**Stated problem**
Sort through the entries below and pull out lines containing the word "type".

##### Supplied material #####

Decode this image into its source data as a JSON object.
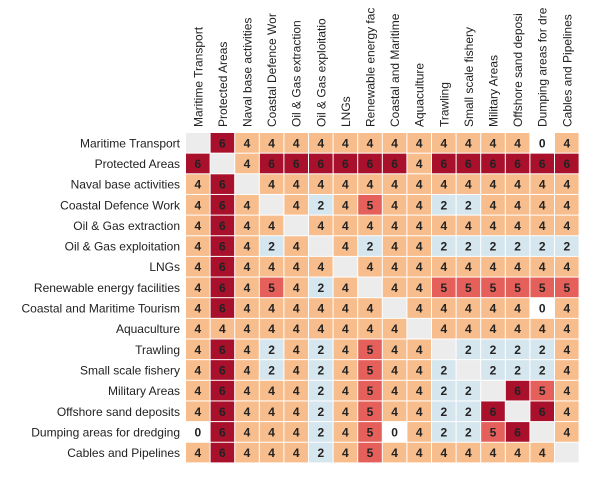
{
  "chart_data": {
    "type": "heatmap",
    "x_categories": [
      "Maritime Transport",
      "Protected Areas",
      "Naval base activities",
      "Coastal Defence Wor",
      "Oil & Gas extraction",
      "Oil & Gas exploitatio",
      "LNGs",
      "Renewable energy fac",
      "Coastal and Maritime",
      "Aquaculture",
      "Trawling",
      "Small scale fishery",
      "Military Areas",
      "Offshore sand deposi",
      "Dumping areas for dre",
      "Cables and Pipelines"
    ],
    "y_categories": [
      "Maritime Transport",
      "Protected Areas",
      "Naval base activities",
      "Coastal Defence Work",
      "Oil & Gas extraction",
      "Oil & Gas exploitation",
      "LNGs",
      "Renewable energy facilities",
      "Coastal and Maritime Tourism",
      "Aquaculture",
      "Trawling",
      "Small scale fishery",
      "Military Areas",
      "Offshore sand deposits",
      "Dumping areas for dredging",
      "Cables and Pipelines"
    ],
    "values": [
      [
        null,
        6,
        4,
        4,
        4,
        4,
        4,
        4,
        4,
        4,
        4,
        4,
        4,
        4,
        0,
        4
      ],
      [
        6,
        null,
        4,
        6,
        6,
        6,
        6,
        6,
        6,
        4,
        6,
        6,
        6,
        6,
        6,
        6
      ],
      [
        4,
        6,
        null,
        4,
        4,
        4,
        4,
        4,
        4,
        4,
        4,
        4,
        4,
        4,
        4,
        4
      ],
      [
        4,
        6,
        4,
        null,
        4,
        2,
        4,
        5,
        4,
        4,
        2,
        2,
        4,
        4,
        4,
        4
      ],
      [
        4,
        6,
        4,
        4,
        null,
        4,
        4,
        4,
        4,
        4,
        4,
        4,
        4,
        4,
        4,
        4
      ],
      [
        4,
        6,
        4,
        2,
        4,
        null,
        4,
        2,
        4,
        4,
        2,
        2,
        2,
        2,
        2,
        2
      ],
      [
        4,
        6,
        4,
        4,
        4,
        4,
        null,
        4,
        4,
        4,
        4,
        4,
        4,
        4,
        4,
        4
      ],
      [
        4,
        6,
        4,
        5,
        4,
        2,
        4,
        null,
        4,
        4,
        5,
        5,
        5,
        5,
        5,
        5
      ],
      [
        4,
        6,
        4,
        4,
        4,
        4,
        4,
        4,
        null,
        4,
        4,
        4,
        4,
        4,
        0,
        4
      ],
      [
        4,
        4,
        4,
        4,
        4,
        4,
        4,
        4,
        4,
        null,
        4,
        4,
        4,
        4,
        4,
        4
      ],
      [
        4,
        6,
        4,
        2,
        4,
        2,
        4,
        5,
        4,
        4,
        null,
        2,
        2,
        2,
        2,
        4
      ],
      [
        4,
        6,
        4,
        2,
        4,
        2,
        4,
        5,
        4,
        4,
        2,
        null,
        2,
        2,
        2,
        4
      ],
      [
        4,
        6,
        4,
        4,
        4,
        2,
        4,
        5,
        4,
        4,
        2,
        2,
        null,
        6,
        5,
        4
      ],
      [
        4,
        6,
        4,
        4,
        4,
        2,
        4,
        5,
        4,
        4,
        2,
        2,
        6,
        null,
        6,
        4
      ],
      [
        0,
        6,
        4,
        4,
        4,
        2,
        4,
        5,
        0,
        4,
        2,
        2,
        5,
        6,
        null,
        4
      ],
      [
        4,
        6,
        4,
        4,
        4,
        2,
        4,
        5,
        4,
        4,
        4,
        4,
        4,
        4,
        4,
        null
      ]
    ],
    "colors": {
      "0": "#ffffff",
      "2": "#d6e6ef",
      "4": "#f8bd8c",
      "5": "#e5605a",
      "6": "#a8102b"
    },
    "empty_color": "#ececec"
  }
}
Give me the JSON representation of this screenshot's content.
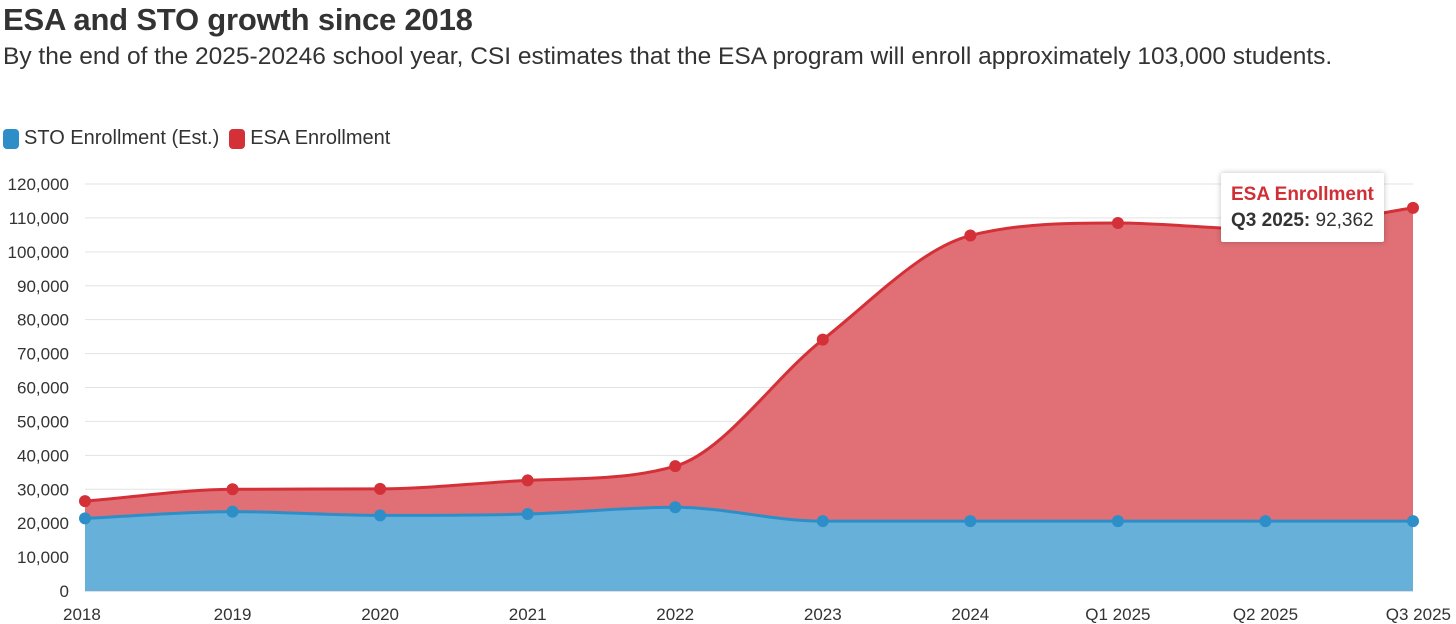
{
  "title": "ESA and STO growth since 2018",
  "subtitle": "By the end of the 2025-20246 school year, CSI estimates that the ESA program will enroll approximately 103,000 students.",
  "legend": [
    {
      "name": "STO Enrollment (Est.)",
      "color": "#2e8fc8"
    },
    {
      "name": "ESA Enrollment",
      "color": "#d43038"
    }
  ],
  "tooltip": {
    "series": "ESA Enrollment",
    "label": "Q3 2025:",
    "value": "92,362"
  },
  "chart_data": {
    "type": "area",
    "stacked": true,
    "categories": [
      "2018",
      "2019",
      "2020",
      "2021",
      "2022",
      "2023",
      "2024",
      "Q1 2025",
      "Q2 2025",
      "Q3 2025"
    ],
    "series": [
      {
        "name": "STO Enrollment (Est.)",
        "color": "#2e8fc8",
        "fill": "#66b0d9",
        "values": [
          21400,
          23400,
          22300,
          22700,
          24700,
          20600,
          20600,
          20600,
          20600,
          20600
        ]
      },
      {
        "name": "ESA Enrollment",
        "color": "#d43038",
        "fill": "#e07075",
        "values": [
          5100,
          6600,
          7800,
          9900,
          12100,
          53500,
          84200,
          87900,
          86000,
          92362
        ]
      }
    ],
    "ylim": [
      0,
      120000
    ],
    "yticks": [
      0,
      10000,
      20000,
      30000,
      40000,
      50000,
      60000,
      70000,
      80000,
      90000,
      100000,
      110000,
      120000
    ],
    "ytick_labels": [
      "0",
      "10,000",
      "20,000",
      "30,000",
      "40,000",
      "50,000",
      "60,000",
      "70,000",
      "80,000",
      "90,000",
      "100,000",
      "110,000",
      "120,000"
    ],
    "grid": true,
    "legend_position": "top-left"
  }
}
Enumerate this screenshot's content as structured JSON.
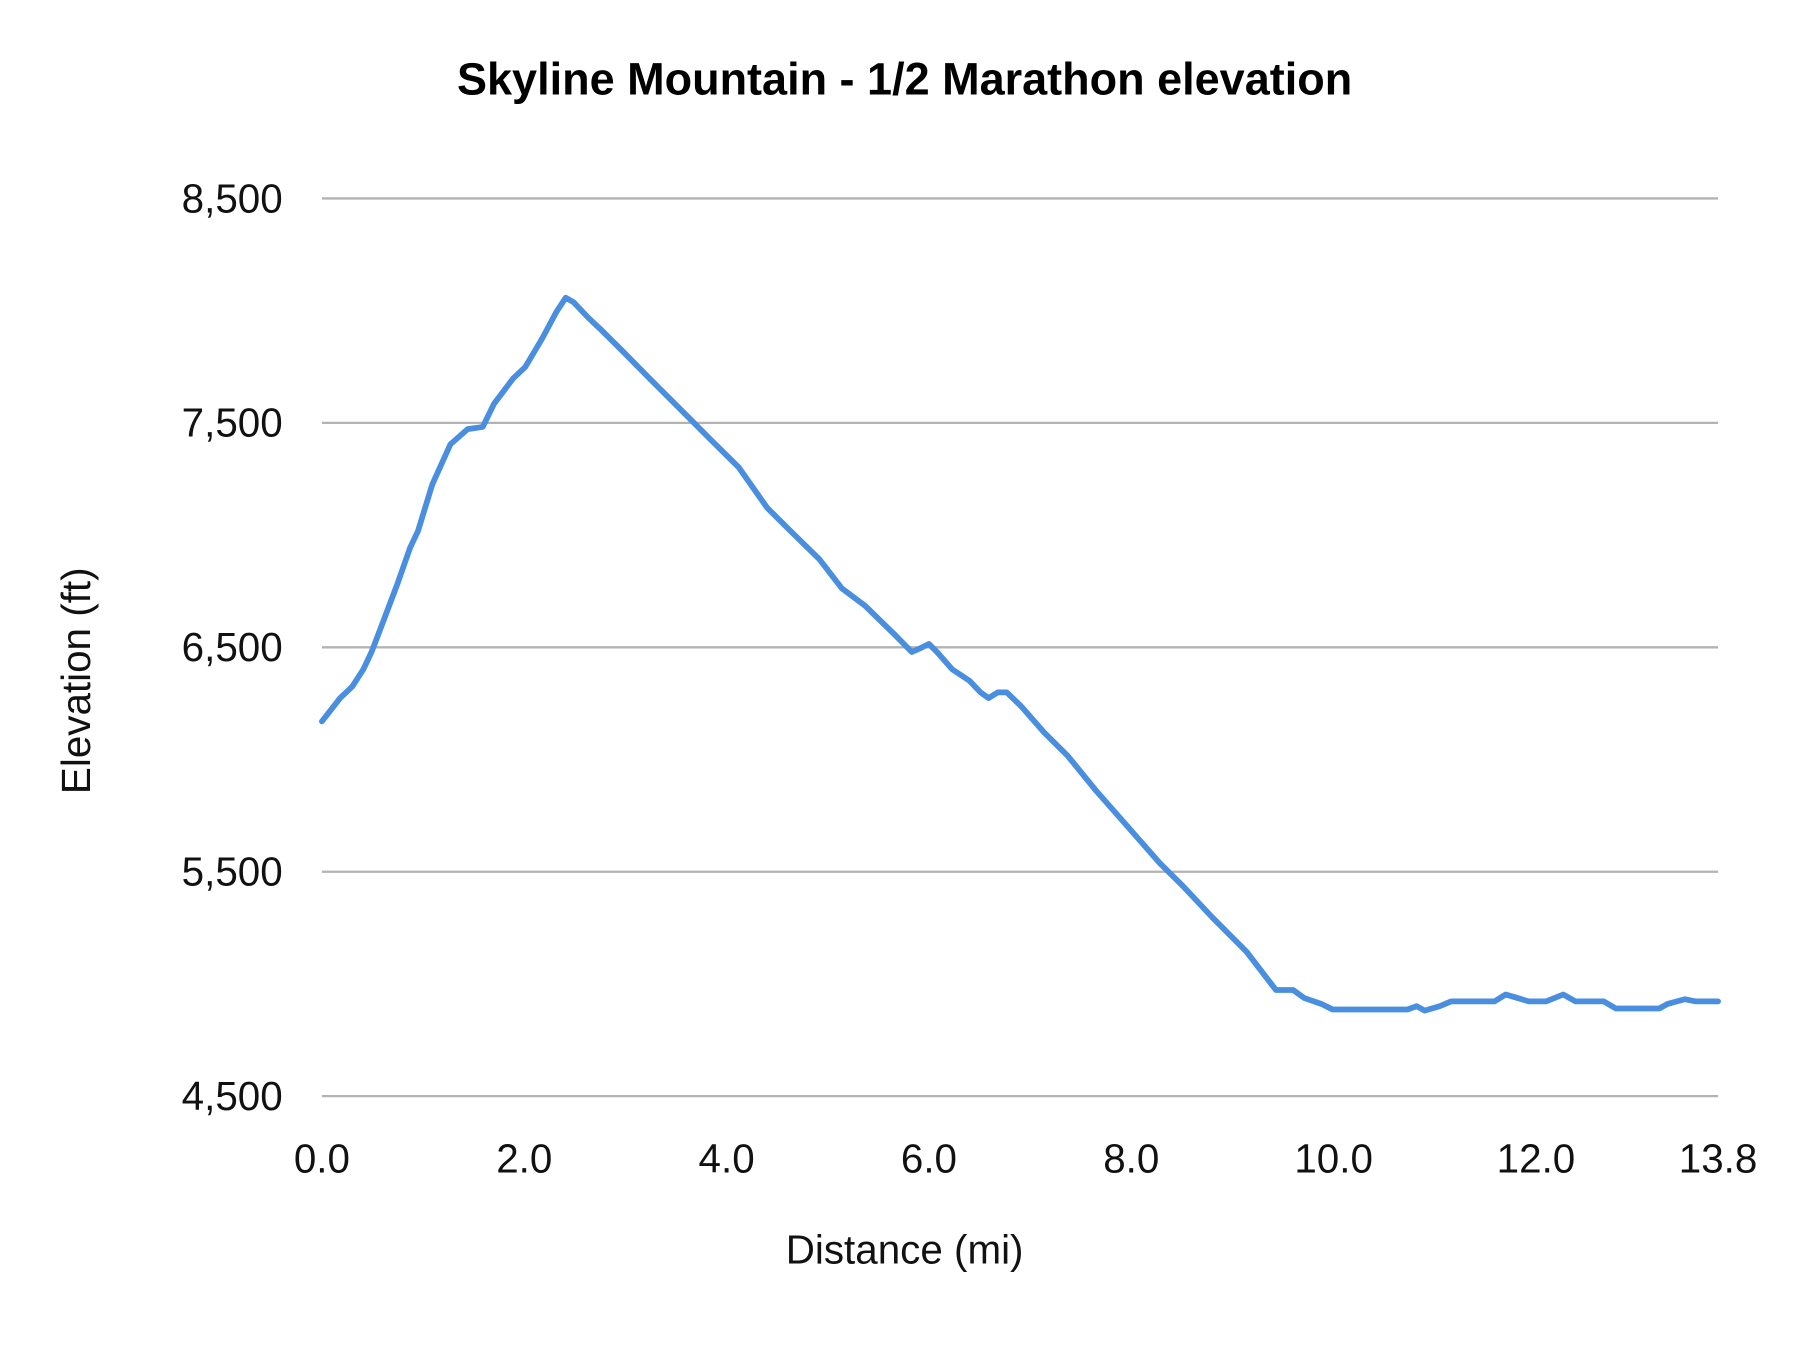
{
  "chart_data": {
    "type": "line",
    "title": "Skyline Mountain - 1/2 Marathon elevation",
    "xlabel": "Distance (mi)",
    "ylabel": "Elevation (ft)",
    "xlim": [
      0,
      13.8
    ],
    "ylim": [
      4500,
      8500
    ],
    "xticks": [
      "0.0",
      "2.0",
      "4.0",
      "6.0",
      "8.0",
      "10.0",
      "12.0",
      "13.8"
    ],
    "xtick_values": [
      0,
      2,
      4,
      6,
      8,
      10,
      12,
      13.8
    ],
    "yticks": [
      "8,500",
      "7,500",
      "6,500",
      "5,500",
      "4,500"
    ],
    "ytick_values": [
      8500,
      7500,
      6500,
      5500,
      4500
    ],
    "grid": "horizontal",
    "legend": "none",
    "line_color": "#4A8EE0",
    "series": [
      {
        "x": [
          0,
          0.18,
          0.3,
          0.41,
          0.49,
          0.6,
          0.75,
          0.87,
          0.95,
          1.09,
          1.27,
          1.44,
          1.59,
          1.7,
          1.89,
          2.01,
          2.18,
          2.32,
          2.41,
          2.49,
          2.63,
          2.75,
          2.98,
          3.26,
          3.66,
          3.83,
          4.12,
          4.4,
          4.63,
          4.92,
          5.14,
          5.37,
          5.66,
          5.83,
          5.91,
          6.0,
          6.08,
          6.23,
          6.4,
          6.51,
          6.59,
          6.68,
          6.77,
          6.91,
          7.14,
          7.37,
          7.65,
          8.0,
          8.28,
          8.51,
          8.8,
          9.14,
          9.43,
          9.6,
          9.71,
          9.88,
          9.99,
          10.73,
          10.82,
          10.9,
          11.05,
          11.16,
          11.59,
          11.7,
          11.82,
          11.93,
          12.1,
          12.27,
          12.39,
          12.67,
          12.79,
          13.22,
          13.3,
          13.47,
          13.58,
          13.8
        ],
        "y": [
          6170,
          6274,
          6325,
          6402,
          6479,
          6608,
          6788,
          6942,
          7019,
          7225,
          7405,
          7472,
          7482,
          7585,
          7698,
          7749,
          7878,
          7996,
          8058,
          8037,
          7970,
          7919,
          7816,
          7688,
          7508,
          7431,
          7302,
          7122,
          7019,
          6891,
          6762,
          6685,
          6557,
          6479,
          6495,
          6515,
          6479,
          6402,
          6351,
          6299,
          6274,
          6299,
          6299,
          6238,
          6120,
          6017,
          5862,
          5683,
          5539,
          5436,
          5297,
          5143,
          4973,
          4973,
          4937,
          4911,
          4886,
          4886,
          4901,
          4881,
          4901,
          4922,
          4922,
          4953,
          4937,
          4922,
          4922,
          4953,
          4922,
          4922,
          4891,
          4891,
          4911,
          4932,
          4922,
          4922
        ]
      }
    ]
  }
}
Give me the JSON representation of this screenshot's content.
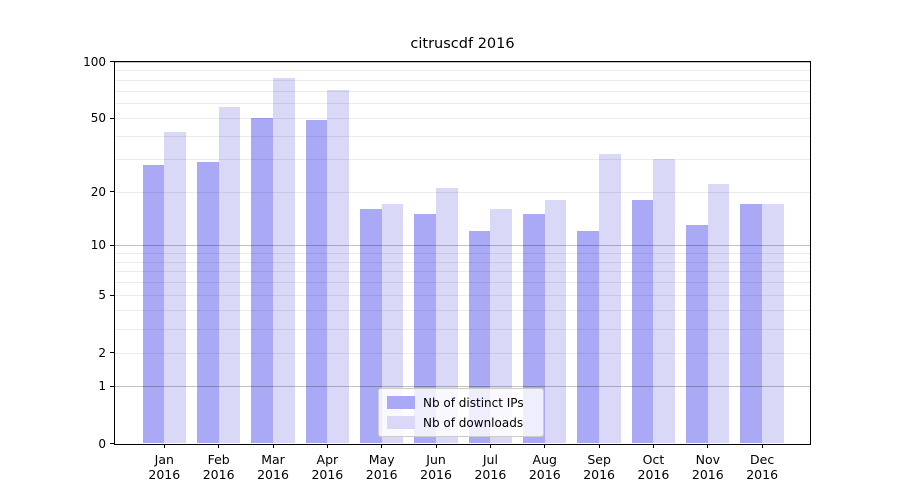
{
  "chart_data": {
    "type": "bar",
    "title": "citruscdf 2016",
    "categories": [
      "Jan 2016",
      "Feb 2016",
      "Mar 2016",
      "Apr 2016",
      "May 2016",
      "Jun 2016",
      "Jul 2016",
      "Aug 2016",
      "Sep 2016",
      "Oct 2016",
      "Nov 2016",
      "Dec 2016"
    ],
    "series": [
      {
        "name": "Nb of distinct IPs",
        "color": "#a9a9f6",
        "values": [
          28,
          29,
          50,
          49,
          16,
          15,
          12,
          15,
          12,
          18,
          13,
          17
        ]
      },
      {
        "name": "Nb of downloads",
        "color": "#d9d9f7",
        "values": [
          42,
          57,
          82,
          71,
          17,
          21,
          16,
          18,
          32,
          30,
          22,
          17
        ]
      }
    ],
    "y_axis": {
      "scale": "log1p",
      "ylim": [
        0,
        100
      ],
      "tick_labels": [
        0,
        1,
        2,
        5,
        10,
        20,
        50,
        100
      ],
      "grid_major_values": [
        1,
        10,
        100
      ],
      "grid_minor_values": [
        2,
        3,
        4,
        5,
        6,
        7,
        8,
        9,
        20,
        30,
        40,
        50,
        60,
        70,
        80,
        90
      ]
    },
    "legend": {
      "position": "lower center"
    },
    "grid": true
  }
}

#####

**Result of this exercise**
    "type": "heatmap",
    "type": "area",
    "type": "line",
    "type": "bar",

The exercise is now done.